(To do)
Which lines include the word "warehouse"? Copy each of them.

──────────────────────────────

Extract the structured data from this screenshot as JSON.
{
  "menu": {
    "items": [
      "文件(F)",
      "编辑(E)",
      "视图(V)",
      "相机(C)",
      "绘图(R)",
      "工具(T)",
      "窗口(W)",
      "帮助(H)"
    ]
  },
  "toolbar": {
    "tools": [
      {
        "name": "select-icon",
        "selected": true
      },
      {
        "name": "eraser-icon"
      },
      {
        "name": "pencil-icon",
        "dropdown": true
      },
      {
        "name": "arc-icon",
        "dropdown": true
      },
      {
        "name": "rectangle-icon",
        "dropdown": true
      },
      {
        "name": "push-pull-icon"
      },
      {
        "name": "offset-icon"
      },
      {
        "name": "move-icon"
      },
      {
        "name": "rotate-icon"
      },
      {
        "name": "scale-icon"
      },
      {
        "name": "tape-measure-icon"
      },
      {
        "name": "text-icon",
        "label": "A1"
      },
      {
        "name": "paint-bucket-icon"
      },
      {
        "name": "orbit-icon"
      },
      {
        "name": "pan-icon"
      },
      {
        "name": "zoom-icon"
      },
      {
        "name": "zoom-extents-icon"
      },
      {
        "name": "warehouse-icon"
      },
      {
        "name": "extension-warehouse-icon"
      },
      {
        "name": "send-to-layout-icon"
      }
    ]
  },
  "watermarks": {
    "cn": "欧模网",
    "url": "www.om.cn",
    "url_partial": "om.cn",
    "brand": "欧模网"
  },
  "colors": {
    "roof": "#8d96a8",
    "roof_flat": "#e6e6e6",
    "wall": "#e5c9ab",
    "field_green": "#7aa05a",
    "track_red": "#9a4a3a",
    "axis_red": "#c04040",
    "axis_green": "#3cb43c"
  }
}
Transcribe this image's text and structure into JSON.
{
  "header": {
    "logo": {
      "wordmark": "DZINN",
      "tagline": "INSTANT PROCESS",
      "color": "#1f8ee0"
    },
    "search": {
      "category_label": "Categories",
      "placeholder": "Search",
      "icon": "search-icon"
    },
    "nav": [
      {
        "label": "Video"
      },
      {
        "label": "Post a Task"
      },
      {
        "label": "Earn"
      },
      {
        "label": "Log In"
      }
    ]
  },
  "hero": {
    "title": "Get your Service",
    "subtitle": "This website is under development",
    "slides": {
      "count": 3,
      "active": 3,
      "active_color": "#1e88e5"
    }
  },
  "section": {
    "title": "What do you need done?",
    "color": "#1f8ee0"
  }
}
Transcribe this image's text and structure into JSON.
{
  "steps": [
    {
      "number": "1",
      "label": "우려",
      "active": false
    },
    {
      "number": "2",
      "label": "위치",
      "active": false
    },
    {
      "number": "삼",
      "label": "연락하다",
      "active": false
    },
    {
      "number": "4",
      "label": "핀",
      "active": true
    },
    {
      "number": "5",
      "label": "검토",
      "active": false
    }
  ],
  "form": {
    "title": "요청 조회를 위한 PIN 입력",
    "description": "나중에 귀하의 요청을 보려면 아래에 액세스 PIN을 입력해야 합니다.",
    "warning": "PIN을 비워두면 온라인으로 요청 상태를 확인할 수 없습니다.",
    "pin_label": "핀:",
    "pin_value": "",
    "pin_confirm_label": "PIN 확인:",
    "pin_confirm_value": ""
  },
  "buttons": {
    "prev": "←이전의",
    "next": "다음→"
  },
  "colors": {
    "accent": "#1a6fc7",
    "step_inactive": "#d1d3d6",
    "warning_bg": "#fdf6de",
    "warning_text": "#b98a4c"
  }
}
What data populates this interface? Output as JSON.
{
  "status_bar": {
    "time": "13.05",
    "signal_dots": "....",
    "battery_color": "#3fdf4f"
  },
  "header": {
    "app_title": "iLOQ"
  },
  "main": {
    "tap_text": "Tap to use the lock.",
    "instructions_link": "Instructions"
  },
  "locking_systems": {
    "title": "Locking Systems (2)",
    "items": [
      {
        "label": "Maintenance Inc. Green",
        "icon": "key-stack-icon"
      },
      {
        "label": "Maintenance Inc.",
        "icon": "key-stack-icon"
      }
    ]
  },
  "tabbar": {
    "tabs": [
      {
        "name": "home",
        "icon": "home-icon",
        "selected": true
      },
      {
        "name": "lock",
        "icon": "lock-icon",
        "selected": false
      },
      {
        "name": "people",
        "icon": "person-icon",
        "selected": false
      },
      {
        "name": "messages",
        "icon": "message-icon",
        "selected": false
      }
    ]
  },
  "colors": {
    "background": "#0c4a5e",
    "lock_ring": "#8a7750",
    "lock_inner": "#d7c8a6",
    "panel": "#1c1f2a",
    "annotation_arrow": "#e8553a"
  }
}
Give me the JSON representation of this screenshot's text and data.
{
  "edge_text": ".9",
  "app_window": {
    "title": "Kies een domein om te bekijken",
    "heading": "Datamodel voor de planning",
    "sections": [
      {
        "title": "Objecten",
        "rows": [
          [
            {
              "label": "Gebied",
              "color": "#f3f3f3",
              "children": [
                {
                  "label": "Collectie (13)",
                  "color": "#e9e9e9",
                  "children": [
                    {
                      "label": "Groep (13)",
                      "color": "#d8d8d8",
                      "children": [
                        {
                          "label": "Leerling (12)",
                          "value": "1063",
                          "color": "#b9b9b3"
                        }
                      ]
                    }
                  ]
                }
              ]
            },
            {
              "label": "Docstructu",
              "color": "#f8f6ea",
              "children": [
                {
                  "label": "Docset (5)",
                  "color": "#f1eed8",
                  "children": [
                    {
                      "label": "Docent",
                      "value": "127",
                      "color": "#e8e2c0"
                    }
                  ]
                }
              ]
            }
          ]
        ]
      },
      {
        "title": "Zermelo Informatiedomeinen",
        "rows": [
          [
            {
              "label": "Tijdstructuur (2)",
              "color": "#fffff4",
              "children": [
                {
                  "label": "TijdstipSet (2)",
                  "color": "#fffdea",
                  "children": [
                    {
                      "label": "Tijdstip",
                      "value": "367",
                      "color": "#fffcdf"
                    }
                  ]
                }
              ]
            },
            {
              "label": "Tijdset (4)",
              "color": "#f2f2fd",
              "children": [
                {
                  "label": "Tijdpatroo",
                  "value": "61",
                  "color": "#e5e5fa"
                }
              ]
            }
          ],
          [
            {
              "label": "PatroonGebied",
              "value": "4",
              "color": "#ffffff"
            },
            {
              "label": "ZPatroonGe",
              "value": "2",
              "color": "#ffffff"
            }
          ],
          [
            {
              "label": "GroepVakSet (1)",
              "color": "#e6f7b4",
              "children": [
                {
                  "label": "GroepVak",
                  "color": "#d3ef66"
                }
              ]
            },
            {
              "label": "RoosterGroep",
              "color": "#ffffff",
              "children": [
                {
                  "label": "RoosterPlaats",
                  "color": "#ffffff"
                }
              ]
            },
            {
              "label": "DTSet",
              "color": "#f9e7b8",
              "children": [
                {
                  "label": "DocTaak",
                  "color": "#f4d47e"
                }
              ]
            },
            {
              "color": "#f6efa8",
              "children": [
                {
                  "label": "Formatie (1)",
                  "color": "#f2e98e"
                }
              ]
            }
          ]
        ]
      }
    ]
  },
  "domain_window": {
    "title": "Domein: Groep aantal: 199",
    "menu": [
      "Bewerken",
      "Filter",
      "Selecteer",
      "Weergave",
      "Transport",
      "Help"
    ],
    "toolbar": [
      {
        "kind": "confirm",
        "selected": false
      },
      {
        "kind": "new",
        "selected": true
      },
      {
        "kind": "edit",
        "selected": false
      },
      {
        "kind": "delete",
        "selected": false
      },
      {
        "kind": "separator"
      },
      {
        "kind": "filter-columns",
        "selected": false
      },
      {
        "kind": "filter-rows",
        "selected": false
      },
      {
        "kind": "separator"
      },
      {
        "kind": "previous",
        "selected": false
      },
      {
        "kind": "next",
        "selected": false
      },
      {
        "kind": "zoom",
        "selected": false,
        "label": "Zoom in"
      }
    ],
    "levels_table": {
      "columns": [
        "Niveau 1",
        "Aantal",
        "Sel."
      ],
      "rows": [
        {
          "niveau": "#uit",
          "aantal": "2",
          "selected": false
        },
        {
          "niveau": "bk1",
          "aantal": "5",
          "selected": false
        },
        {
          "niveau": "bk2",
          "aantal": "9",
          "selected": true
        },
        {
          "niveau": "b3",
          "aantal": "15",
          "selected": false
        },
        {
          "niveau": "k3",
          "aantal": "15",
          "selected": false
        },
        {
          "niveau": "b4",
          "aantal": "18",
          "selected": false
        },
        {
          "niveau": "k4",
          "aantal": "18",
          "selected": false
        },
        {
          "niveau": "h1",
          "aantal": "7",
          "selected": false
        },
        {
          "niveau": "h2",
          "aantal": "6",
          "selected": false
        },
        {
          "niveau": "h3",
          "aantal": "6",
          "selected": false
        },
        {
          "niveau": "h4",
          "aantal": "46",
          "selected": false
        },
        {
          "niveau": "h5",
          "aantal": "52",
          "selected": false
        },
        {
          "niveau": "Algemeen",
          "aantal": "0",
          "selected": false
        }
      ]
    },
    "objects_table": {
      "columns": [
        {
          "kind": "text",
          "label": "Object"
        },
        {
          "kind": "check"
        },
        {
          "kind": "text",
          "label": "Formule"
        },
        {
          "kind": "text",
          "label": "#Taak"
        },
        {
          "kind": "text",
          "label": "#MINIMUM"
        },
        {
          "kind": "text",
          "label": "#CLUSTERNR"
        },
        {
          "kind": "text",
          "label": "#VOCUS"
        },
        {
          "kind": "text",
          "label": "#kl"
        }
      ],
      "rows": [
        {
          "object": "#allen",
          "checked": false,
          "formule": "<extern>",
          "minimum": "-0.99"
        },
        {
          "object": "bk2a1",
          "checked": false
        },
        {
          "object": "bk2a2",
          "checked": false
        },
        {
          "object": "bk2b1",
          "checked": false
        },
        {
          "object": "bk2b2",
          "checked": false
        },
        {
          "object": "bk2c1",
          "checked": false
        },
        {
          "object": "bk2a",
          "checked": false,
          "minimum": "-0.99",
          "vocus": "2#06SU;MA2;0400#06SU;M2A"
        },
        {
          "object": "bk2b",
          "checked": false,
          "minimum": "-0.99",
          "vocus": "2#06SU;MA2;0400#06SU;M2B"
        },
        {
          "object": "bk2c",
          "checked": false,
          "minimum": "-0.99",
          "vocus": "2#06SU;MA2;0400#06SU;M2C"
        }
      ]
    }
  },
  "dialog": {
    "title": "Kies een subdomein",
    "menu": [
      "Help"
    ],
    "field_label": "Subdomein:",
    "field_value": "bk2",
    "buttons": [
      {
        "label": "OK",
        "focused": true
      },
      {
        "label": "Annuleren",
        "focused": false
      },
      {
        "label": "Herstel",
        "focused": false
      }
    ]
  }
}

──────────────────────────────

(Written solution)
        "name": "warehouse-icon"
        "name": "extension-warehouse-icon"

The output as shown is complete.